Each entry needs to be restated exactly as written.

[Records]
——

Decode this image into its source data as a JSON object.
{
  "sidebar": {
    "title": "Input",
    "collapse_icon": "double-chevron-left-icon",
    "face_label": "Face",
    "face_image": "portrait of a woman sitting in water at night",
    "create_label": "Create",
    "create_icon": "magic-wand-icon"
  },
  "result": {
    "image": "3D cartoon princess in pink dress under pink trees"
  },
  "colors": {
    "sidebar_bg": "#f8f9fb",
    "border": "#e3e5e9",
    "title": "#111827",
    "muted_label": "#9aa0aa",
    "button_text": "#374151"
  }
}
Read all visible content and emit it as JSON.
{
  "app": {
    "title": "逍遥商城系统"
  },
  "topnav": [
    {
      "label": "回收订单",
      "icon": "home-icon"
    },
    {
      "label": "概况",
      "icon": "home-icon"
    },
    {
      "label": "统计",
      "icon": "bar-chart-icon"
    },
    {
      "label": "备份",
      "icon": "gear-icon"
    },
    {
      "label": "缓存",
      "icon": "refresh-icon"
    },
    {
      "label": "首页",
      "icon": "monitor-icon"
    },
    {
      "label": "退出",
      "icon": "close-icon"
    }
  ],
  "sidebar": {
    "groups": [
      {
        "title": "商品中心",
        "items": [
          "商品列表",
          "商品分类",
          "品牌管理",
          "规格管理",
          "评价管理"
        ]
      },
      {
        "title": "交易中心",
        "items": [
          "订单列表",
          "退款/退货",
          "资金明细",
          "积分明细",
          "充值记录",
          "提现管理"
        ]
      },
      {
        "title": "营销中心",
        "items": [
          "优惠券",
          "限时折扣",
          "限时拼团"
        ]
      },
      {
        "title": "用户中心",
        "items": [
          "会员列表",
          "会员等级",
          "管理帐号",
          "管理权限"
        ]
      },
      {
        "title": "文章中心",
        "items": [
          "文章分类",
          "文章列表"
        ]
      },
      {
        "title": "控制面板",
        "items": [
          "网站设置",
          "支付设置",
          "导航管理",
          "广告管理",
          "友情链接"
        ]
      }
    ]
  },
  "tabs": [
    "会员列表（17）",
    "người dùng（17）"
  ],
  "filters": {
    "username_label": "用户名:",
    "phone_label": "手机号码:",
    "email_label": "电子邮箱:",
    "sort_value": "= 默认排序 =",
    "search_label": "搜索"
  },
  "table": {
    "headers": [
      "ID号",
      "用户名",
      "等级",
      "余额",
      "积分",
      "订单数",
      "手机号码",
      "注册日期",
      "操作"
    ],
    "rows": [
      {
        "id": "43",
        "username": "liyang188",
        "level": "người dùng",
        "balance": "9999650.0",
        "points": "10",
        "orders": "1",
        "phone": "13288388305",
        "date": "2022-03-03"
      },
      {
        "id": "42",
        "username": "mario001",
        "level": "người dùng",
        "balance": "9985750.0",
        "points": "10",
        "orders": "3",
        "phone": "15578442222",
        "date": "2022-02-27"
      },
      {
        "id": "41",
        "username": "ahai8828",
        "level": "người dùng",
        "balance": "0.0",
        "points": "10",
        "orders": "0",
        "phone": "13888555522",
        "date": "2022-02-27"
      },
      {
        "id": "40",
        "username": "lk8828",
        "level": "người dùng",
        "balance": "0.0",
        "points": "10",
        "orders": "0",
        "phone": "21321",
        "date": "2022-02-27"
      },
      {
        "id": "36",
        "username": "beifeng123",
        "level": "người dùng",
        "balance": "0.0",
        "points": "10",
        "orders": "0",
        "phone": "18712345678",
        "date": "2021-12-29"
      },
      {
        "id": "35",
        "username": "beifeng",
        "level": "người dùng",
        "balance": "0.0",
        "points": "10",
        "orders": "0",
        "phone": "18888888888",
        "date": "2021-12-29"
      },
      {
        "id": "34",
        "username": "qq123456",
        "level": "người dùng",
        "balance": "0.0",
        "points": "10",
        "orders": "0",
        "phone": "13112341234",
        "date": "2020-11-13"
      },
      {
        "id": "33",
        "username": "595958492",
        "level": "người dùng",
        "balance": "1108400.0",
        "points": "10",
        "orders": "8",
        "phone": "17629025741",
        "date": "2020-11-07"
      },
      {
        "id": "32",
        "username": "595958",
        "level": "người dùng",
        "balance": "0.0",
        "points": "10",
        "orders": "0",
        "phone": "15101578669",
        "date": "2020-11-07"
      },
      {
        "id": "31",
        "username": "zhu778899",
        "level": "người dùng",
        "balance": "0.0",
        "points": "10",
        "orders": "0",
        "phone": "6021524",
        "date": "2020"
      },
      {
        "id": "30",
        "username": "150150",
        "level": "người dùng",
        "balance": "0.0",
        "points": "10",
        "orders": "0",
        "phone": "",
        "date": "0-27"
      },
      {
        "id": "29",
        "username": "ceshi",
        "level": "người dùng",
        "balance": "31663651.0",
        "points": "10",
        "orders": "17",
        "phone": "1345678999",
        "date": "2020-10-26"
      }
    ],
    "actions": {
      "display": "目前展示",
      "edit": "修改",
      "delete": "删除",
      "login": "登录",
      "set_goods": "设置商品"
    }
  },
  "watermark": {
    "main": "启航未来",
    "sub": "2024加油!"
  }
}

——

■ RESULT OF THE EXERCISE:
Decode this image into its source data as a JSON object.
{
  "sidebar": {
    "title": "Input",
    "collapse_icon": "double-chevron-left-icon",
    "face_label": "Face",
    "face_image": "portrait of a woman sitting in water at night",
    "create_label": "Create",
    "create_icon": "magic-wand-icon"
  },
  "result": {
    "image": "3D cartoon princess in pink dress under pink trees"
  },
  "colors": {
    "sidebar_bg": "#f8f9fb",
    "border": "#e3e5e9",
    "title": "#111827",
    "muted_label": "#9aa0aa",
    "button_text": "#374151"
  }
}
Read all visible content and emit it as JSON.
{
  "app": {
    "title": "逍遥商城系统"
  },
  "topnav": [
    {
      "label": "回收订单",
      "icon": "home-icon"
    },
    {
      "label": "概况",
      "icon": "home-icon"
    },
    {
      "label": "统计",
      "icon": "bar-chart-icon"
    },
    {
      "label": "备份",
      "icon": "gear-icon"
    },
    {
      "label": "缓存",
      "icon": "refresh-icon"
    },
    {
      "label": "首页",
      "icon": "monitor-icon"
    },
    {
      "label": "退出",
      "icon": "close-icon"
    }
  ],
  "sidebar": {
    "groups": [
      {
        "title": "商品中心",
        "items": [
          "商品列表",
          "商品分类",
          "品牌管理",
          "规格管理",
          "评价管理"
        ]
      },
      {
        "title": "交易中心",
        "items": [
          "订单列表",
          "退款/退货",
          "资金明细",
          "积分明细",
          "充值记录",
          "提现管理"
        ]
      },
      {
        "title": "营销中心",
        "items": [
          "优惠券",
          "限时折扣",
          "限时拼团"
        ]
      },
      {
        "title": "用户中心",
        "items": [
          "会员列表",
          "会员等级",
          "管理帐号",
          "管理权限"
        ]
      },
      {
        "title": "文章中心",
        "items": [
          "文章分类",
          "文章列表"
        ]
      },
      {
        "title": "控制面板",
        "items": [
          "网站设置",
          "支付设置",
          "导航管理",
          "广告管理",
          "友情链接"
        ]
      }
    ]
  },
  "tabs": [
    "会员列表（17）",
    "người dùng（17）"
  ],
  "filters": {
    "username_label": "用户名:",
    "phone_label": "手机号码:",
    "email_label": "电子邮箱:",
    "sort_value": "= 默认排序 =",
    "search_label": "搜索"
  },
  "table": {
    "headers": [
      "ID号",
      "用户名",
      "等级",
      "余额",
      "积分",
      "订单数",
      "手机号码",
      "注册日期",
      "操作"
    ],
    "rows": [
      {
        "id": "43",
        "username": "liyang188",
        "level": "người dùng",
        "balance": "9999650.0",
        "points": "10",
        "orders": "1",
        "phone": "13288388305",
        "date": "2022-03-03"
      },
      {
        "id": "42",
        "username": "mario001",
        "level": "người dùng",
        "balance": "9985750.0",
        "points": "10",
        "orders": "3",
        "phone": "15578442222",
        "date": "2022-02-27"
      },
      {
        "id": "41",
        "username": "ahai8828",
        "level": "người dùng",
        "balance": "0.0",
        "points": "10",
        "orders": "0",
        "phone": "13888555522",
        "date": "2022-02-27"
      },
      {
        "id": "40",
        "username": "lk8828",
        "level": "người dùng",
        "balance": "0.0",
        "points": "10",
        "orders": "0",
        "phone": "21321",
        "date": "2022-02-27"
      },
      {
        "id": "36",
        "username": "beifeng123",
        "level": "người dùng",
        "balance": "0.0",
        "points": "10",
        "orders": "0",
        "phone": "18712345678",
        "date": "2021-12-29"
      },
      {
        "id": "35",
        "username": "beifeng",
        "level": "người dùng",
        "balance": "0.0",
        "points": "10",
        "orders": "0",
        "phone": "18888888888",
        "date": "2021-12-29"
      },
      {
        "id": "34",
        "username": "qq123456",
        "level": "người dùng",
        "balance": "0.0",
        "points": "10",
        "orders": "0",
        "phone": "13112341234",
        "date": "2020-11-13"
      },
      {
        "id": "33",
        "username": "595958492",
        "level": "người dùng",
        "balance": "1108400.0",
        "points": "10",
        "orders": "8",
        "phone": "17629025741",
        "date": "2020-11-07"
      },
      {
        "id": "32",
        "username": "595958",
        "level": "người dùng",
        "balance": "0.0",
        "points": "10",
        "orders": "0",
        "phone": "15101578669",
        "date": "2020-11-07"
      },
      {
        "id": "31",
        "username": "zhu778899",
        "level": "người dùng",
        "balance": "0.0",
        "points": "10",
        "orders": "0",
        "phone": "6021524",
        "date": "2020"
      },
      {
        "id": "30",
        "username": "150150",
        "level": "người dùng",
        "balance": "0.0",
        "points": "10",
        "orders": "0",
        "phone": "",
        "date": "0-27"
      },
      {
        "id": "29",
        "username": "ceshi",
        "level": "người dùng",
        "balance": "31663651.0",
        "points": "10",
        "orders": "17",
        "phone": "1345678999",
        "date": "2020-10-26"
      }
    ],
    "actions": {
      "display": "目前展示",
      "edit": "修改",
      "delete": "删除",
      "login": "登录",
      "set_goods": "设置商品"
    }
  },
  "watermark": {
    "main": "启航未来",
    "sub": "2024加油!"
  }
}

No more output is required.